## Your instructions
Output the entries below exactly as written, omitting pictures.

## begin Dataset rows

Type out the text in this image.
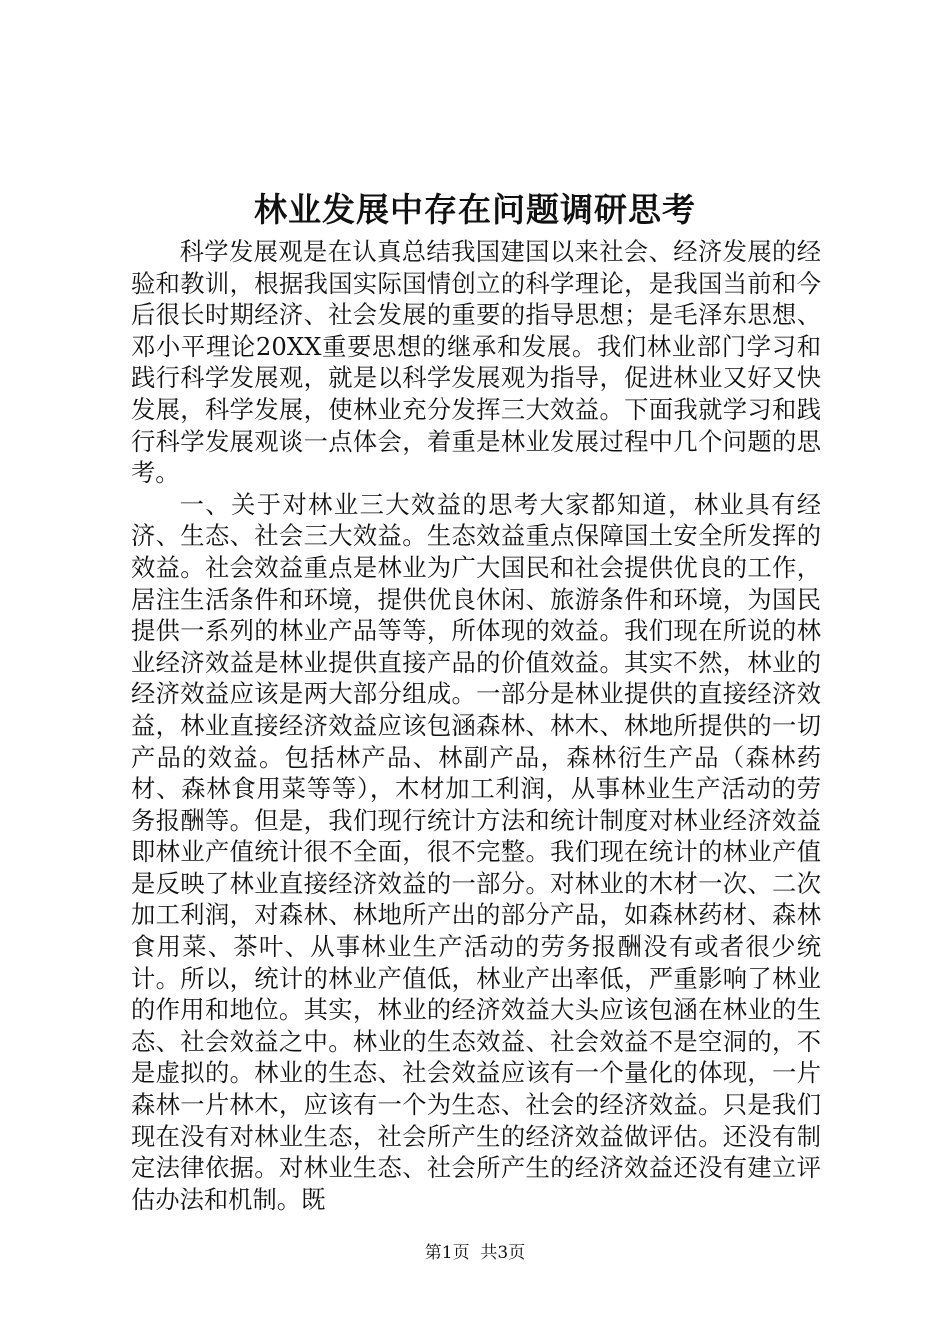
林业发展中存在问题调研思考

科学发展观是在认真总结我国建国以来社会、经济发展的经验和教训，根据我国实际国情创立的科学理论，是我国当前和今后很长时期经济、社会发展的重要的指导思想；是毛泽东思想、邓小平理论20XX重要思想的继承和发展。我们林业部门学习和践行科学发展观，就是以科学发展观为指导，促进林业又好又快发展，科学发展，使林业充分发挥三大效益。下面我就学习和践行科学发展观谈一点体会，着重是林业发展过程中几个问题的思考。

一、关于对林业三大效益的思考大家都知道，林业具有经济、生态、社会三大效益。生态效益重点保障国土安全所发挥的效益。社会效益重点是林业为广大国民和社会提供优良的工作，居注生活条件和环境，提供优良休闲、旅游条件和环境，为国民提供一系列的林业产品等等，所体现的效益。我们现在所说的林业经济效益是林业提供直接产品的价值效益。其实不然，林业的经济效益应该是两大部分组成。一部分是林业提供的直接经济效益，林业直接经济效益应该包涵森林、林木、林地所提供的一切产品的效益。包括林产品、林副产品，森林衍生产品（森林药材、森林食用菜等等），木材加工利润，从事林业生产活动的劳务报酬等。但是，我们现行统计方法和统计制度对林业经济效益即林业产值统计很不全面，很不完整。我们现在统计的林业产值是反映了林业直接经济效益的一部分。对林业的木材一次、二次加工利润，对森林、林地所产出的部分产品，如森林药材、森林食用菜、茶叶、从事林业生产活动的劳务报酬没有或者很少统计。所以，统计的林业产值低，林业产出率低，严重影响了林业的作用和地位。其实，林业的经济效益大头应该包涵在林业的生态、社会效益之中。林业的生态效益、社会效益不是空洞的，不是虚拟的。林业的生态、社会效益应该有一个量化的体现，一片森林一片林木，应该有一个为生态、社会的经济效益。只是我们现在没有对林业生态，社会所产生的经济效益做评估。还没有制定法律依据。对林业生态、社会所产生的经济效益还没有建立评估办法和机制。既

第1页 共3页
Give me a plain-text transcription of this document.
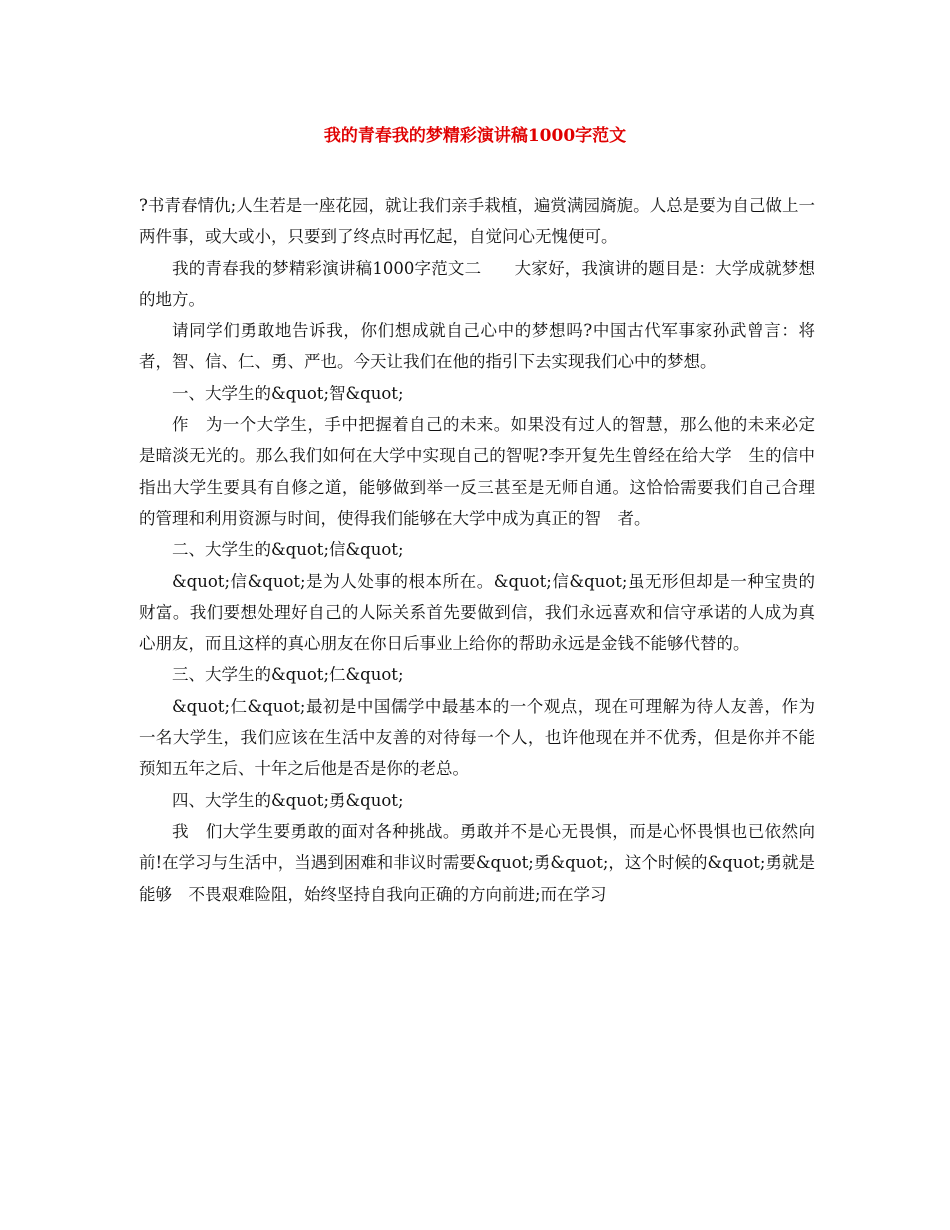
我的青春我的梦精彩演讲稿1000字范文

?书青春情仇;人生若是一座花园，就让我们亲手栽植，遍赏满园旖旎。人总是要为自己做上一两件事，或大或小，只要到了终点时再忆起，自觉问心无愧便可。

我的青春我的梦精彩演讲稿1000字范文二　　大家好，我演讲的题目是：大学成就梦想的地方。

请同学们勇敢地告诉我，你们想成就自己心中的梦想吗?中国古代军事家孙武曾言：将者，智、信、仁、勇、严也。今天让我们在他的指引下去实现我们心中的梦想。

一、大学生的&quot;智&quot;

作　为一个大学生，手中把握着自己的未来。如果没有过人的智慧，那么他的未来必定是暗淡无光的。那么我们如何在大学中实现自己的智呢?李开复先生曾经在给大学　生的信中指出大学生要具有自修之道，能够做到举一反三甚至是无师自通。这恰恰需要我们自己合理的管理和利用资源与时间，使得我们能够在大学中成为真正的智　者。

二、大学生的&quot;信&quot;

&quot;信&quot;是为人处事的根本所在。&quot;信&quot;虽无形但却是一种宝贵的财富。我们要想处理好自己的人际关系首先要做到信，我们永远喜欢和信守承诺的人成为真心朋友，而且这样的真心朋友在你日后事业上给你的帮助永远是金钱不能够代替的。

三、大学生的&quot;仁&quot;

&quot;仁&quot;最初是中国儒学中最基本的一个观点，现在可理解为待人友善，作为一名大学生，我们应该在生活中友善的对待每一个人，也许他现在并不优秀，但是你并不能预知五年之后、十年之后他是否是你的老总。

四、大学生的&quot;勇&quot;

我　们大学生要勇敢的面对各种挑战。勇敢并不是心无畏惧，而是心怀畏惧也已依然向前!在学习与生活中，当遇到困难和非议时需要&quot;勇&quot;，这个时候的&quot;勇就是能够　不畏艰难险阻，始终坚持自我向正确的方向前进;而在学习
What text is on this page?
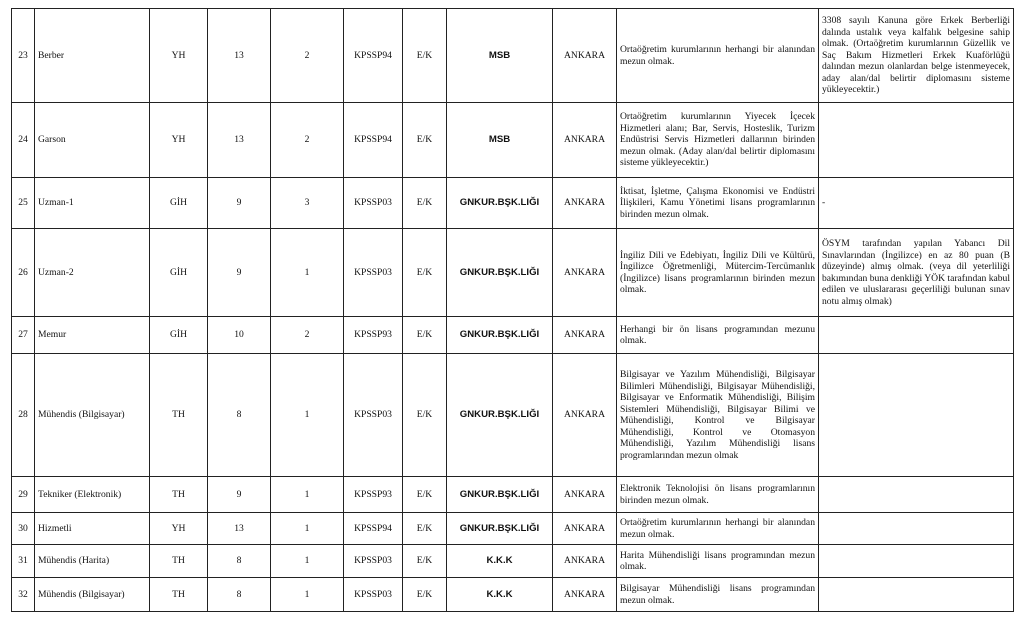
23	Berber	YH	13	2	KPSSP94	E/K	MSB	ANKARA	Ortaöğretim kurumlarının herhangi bir alanından mezun olmak.	3308 sayılı Kanuna göre Erkek Berberliği dalında ustalık veya kalfalık belgesine sahip olmak. (Ortaöğretim kurumlarının Güzellik ve Saç Bakım Hizmetleri Erkek Kuaförlüğü dalından mezun olanlardan belge istenmeyecek, aday alan/dal belirtir diplomasını sisteme yükleyecektir.)
24	Garson	YH	13	2	KPSSP94	E/K	MSB	ANKARA	Ortaöğretim kurumlarının Yiyecek İçecek Hizmetleri alanı; Bar, Servis, Hosteslik, Turizm Endüstrisi Servis Hizmetleri dallarının birinden mezun olmak. (Aday alan/dal belirtir diplomasını sisteme yükleyecektir.)	
25	Uzman-1	GİH	9	3	KPSSP03	E/K	GNKUR.BŞK.LIĞI	ANKARA	İktisat, İşletme, Çalışma Ekonomisi ve Endüstri İlişkileri, Kamu Yönetimi lisans programlarının birinden mezun olmak.	-
26	Uzman-2	GİH	9	1	KPSSP03	E/K	GNKUR.BŞK.LIĞI	ANKARA	İngiliz Dili ve Edebiyatı, İngiliz Dili ve Kültürü, İngilizce Öğretmenliği, Mütercim-Tercümanlık (İngilizce) lisans programlarının birinden mezun olmak.	ÖSYM tarafından yapılan Yabancı Dil Sınavlarından (İngilizce) en az 80 puan (B düzeyinde) almış olmak. (veya dil yeterliliği bakımından buna denkliği YÖK tarafından kabul edilen ve uluslararası geçerliliği bulunan sınav notu almış olmak)
27	Memur	GİH	10	2	KPSSP93	E/K	GNKUR.BŞK.LIĞI	ANKARA	Herhangi bir ön lisans programından mezunu olmak.	
28	Mühendis (Bilgisayar)	TH	8	1	KPSSP03	E/K	GNKUR.BŞK.LIĞI	ANKARA	Bilgisayar ve Yazılım Mühendisliği, Bilgisayar Bilimleri Mühendisliği, Bilgisayar Mühendisliği, Bilgisayar ve Enformatik Mühendisliği, Bilişim Sistemleri Mühendisliği, Bilgisayar Bilimi ve Mühendisliği, Kontrol ve Bilgisayar Mühendisliği, Kontrol ve Otomasyon Mühendisliği, Yazılım Mühendisliği lisans programlarından mezun olmak	
29	Tekniker (Elektronik)	TH	9	1	KPSSP93	E/K	GNKUR.BŞK.LIĞI	ANKARA	Elektronik Teknolojisi ön lisans programlarının birinden mezun olmak.	
30	Hizmetli	YH	13	1	KPSSP94	E/K	GNKUR.BŞK.LIĞI	ANKARA	Ortaöğretim kurumlarının herhangi bir alanından mezun olmak.	
31	Mühendis (Harita)	TH	8	1	KPSSP03	E/K	K.K.K	ANKARA	Harita Mühendisliği lisans programından mezun olmak.	
32	Mühendis (Bilgisayar)	TH	8	1	KPSSP03	E/K	K.K.K	ANKARA	Bilgisayar Mühendisliği lisans programından mezun olmak.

## end Dataset rows

## Correct result
Type out the text in this image.
林业发展中存在问题调研思考

科学发展观是在认真总结我国建国以来社会、经济发展的经验和教训，根据我国实际国情创立的科学理论，是我国当前和今后很长时期经济、社会发展的重要的指导思想；是毛泽东思想、邓小平理论20XX重要思想的继承和发展。我们林业部门学习和践行科学发展观，就是以科学发展观为指导，促进林业又好又快发展，科学发展，使林业充分发挥三大效益。下面我就学习和践行科学发展观谈一点体会，着重是林业发展过程中几个问题的思考。

一、关于对林业三大效益的思考大家都知道，林业具有经济、生态、社会三大效益。生态效益重点保障国土安全所发挥的效益。社会效益重点是林业为广大国民和社会提供优良的工作，居注生活条件和环境，提供优良休闲、旅游条件和环境，为国民提供一系列的林业产品等等，所体现的效益。我们现在所说的林业经济效益是林业提供直接产品的价值效益。其实不然，林业的经济效益应该是两大部分组成。一部分是林业提供的直接经济效益，林业直接经济效益应该包涵森林、林木、林地所提供的一切产品的效益。包括林产品、林副产品，森林衍生产品（森林药材、森林食用菜等等），木材加工利润，从事林业生产活动的劳务报酬等。但是，我们现行统计方法和统计制度对林业经济效益即林业产值统计很不全面，很不完整。我们现在统计的林业产值是反映了林业直接经济效益的一部分。对林业的木材一次、二次加工利润，对森林、林地所产出的部分产品，如森林药材、森林食用菜、茶叶、从事林业生产活动的劳务报酬没有或者很少统计。所以，统计的林业产值低，林业产出率低，严重影响了林业的作用和地位。其实，林业的经济效益大头应该包涵在林业的生态、社会效益之中。林业的生态效益、社会效益不是空洞的，不是虚拟的。林业的生态、社会效益应该有一个量化的体现，一片森林一片林木，应该有一个为生态、社会的经济效益。只是我们现在没有对林业生态，社会所产生的经济效益做评估。还没有制定法律依据。对林业生态、社会所产生的经济效益还没有建立评估办法和机制。既

第1页 共3页
Give me a plain-text transcription of this document.
我的青春我的梦精彩演讲稿1000字范文

?书青春情仇;人生若是一座花园，就让我们亲手栽植，遍赏满园旖旎。人总是要为自己做上一两件事，或大或小，只要到了终点时再忆起，自觉问心无愧便可。

我的青春我的梦精彩演讲稿1000字范文二　　大家好，我演讲的题目是：大学成就梦想的地方。

请同学们勇敢地告诉我，你们想成就自己心中的梦想吗?中国古代军事家孙武曾言：将者，智、信、仁、勇、严也。今天让我们在他的指引下去实现我们心中的梦想。

一、大学生的&quot;智&quot;

作　为一个大学生，手中把握着自己的未来。如果没有过人的智慧，那么他的未来必定是暗淡无光的。那么我们如何在大学中实现自己的智呢?李开复先生曾经在给大学　生的信中指出大学生要具有自修之道，能够做到举一反三甚至是无师自通。这恰恰需要我们自己合理的管理和利用资源与时间，使得我们能够在大学中成为真正的智　者。

二、大学生的&quot;信&quot;

&quot;信&quot;是为人处事的根本所在。&quot;信&quot;虽无形但却是一种宝贵的财富。我们要想处理好自己的人际关系首先要做到信，我们永远喜欢和信守承诺的人成为真心朋友，而且这样的真心朋友在你日后事业上给你的帮助永远是金钱不能够代替的。

三、大学生的&quot;仁&quot;

&quot;仁&quot;最初是中国儒学中最基本的一个观点，现在可理解为待人友善，作为一名大学生，我们应该在生活中友善的对待每一个人，也许他现在并不优秀，但是你并不能预知五年之后、十年之后他是否是你的老总。

四、大学生的&quot;勇&quot;

我　们大学生要勇敢的面对各种挑战。勇敢并不是心无畏惧，而是心怀畏惧也已依然向前!在学习与生活中，当遇到困难和非议时需要&quot;勇&quot;，这个时候的&quot;勇就是能够　不畏艰难险阻，始终坚持自我向正确的方向前进;而在学习
What text is on this page?
23	Berber	YH	13	2	KPSSP94	E/K	MSB	ANKARA	Ortaöğretim kurumlarının herhangi bir alanından mezun olmak.	3308 sayılı Kanuna göre Erkek Berberliği dalında ustalık veya kalfalık belgesine sahip olmak. (Ortaöğretim kurumlarının Güzellik ve Saç Bakım Hizmetleri Erkek Kuaförlüğü dalından mezun olanlardan belge istenmeyecek, aday alan/dal belirtir diplomasını sisteme yükleyecektir.)
24	Garson	YH	13	2	KPSSP94	E/K	MSB	ANKARA	Ortaöğretim kurumlarının Yiyecek İçecek Hizmetleri alanı; Bar, Servis, Hosteslik, Turizm Endüstrisi Servis Hizmetleri dallarının birinden mezun olmak. (Aday alan/dal belirtir diplomasını sisteme yükleyecektir.)	
25	Uzman-1	GİH	9	3	KPSSP03	E/K	GNKUR.BŞK.LIĞI	ANKARA	İktisat, İşletme, Çalışma Ekonomisi ve Endüstri İlişkileri, Kamu Yönetimi lisans programlarının birinden mezun olmak.	-
26	Uzman-2	GİH	9	1	KPSSP03	E/K	GNKUR.BŞK.LIĞI	ANKARA	İngiliz Dili ve Edebiyatı, İngiliz Dili ve Kültürü, İngilizce Öğretmenliği, Mütercim-Tercümanlık (İngilizce) lisans programlarının birinden mezun olmak.	ÖSYM tarafından yapılan Yabancı Dil Sınavlarından (İngilizce) en az 80 puan (B düzeyinde) almış olmak. (veya dil yeterliliği bakımından buna denkliği YÖK tarafından kabul edilen ve uluslararası geçerliliği bulunan sınav notu almış olmak)
27	Memur	GİH	10	2	KPSSP93	E/K	GNKUR.BŞK.LIĞI	ANKARA	Herhangi bir ön lisans programından mezunu olmak.	
28	Mühendis (Bilgisayar)	TH	8	1	KPSSP03	E/K	GNKUR.BŞK.LIĞI	ANKARA	Bilgisayar ve Yazılım Mühendisliği, Bilgisayar Bilimleri Mühendisliği, Bilgisayar Mühendisliği, Bilgisayar ve Enformatik Mühendisliği, Bilişim Sistemleri Mühendisliği, Bilgisayar Bilimi ve Mühendisliği, Kontrol ve Bilgisayar Mühendisliği, Kontrol ve Otomasyon Mühendisliği, Yazılım Mühendisliği lisans programlarından mezun olmak	
29	Tekniker (Elektronik)	TH	9	1	KPSSP93	E/K	GNKUR.BŞK.LIĞI	ANKARA	Elektronik Teknolojisi ön lisans programlarının birinden mezun olmak.	
30	Hizmetli	YH	13	1	KPSSP94	E/K	GNKUR.BŞK.LIĞI	ANKARA	Ortaöğretim kurumlarının herhangi bir alanından mezun olmak.	
31	Mühendis (Harita)	TH	8	1	KPSSP03	E/K	K.K.K	ANKARA	Harita Mühendisliği lisans programından mezun olmak.	
32	Mühendis (Bilgisayar)	TH	8	1	KPSSP03	E/K	K.K.K	ANKARA	Bilgisayar Mühendisliği lisans programından mezun olmak.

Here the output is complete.